[Saved entries]

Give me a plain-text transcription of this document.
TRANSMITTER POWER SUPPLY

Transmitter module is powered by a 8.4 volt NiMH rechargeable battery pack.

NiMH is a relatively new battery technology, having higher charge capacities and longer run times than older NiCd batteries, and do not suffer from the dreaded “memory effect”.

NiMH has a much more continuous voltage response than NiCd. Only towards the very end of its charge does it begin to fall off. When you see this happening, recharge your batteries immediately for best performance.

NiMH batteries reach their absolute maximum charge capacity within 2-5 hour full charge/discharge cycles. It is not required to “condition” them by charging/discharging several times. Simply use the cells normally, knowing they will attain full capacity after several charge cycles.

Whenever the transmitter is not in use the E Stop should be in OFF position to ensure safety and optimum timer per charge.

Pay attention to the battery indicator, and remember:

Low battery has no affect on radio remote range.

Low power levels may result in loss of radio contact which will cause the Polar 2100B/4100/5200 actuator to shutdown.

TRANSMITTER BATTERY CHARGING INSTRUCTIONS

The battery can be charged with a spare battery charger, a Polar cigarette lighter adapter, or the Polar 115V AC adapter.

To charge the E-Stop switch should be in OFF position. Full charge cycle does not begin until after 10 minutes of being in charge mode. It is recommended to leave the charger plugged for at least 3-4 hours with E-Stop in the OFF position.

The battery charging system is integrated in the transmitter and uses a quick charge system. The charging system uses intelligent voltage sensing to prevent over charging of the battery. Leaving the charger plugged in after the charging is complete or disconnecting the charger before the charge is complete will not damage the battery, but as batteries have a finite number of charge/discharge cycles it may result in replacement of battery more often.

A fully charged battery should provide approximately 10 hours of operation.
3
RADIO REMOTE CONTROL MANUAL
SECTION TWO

(THE PROBLEM)
The word is "Polar". Copy every line above where it appears.

(ANSWER BELOW)
Low power levels may result in loss of radio contact which will cause the Polar 2100B/4100/5200 actuator to shutdown.
The battery can be charged with a spare battery charger, a Polar cigarette lighter adapter, or the Polar 115V AC adapter.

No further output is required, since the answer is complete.